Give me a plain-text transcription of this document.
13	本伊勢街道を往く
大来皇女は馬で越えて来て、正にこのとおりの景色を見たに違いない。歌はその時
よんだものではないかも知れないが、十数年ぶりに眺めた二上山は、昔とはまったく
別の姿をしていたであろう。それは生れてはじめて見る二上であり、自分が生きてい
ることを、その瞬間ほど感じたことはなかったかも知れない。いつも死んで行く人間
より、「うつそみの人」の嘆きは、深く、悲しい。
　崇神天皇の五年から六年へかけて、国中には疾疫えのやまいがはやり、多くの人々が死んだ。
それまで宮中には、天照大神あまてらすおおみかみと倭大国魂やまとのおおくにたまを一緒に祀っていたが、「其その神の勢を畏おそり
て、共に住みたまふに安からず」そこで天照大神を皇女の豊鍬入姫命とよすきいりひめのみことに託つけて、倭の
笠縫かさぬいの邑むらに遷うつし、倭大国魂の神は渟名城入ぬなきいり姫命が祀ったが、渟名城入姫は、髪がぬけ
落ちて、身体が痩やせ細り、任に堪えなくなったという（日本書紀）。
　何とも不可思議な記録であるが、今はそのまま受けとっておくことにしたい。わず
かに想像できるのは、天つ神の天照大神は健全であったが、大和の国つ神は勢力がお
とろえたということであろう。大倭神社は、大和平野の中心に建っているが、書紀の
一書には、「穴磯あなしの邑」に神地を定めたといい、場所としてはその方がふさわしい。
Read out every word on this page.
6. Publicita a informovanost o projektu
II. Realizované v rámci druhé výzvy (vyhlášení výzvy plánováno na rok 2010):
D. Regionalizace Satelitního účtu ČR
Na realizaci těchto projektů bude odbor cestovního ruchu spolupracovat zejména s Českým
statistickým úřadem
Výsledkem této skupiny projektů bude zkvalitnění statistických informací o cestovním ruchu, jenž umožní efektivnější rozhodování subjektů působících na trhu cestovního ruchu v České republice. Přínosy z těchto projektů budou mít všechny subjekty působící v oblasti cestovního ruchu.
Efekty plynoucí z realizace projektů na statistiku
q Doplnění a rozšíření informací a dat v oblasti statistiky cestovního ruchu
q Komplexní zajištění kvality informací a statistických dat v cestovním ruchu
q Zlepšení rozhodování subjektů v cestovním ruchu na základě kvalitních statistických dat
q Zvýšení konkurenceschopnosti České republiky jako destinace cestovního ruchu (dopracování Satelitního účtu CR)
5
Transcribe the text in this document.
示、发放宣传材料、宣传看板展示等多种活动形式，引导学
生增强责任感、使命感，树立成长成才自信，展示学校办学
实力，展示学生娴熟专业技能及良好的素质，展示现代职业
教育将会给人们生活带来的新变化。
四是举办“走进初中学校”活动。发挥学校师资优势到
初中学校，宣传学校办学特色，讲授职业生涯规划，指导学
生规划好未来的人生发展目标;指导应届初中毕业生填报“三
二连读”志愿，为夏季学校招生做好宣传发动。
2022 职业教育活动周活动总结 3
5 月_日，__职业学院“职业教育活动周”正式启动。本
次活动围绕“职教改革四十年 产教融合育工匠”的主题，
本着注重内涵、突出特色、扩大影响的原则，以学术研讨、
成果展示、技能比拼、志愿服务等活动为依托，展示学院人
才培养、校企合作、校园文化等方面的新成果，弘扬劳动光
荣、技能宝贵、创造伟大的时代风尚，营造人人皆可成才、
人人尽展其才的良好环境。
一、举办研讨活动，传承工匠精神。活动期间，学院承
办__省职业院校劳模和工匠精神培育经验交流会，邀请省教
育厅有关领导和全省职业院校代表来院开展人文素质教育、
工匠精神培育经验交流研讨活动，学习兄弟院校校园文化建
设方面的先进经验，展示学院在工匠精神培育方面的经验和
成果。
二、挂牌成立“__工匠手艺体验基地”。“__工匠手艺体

++++++++++

- WHAT YOU ARE ASKED TO DO
Go through the entries and return each line where the word "subjektů" appears.

- EXPECTED OUTPUT
Výsledkem této skupiny projektů bude zkvalitnění statistických informací o cestovním ruchu, jenž umožní efektivnější rozhodování subjektů působících na trhu cestovního ruchu v České republice. Přínosy z těchto projektů budou mít všechny subjekty působící v oblasti cestovního ruchu.
q Zlepšení rozhodování subjektů v cestovním ruchu na základě kvalitních statistických dat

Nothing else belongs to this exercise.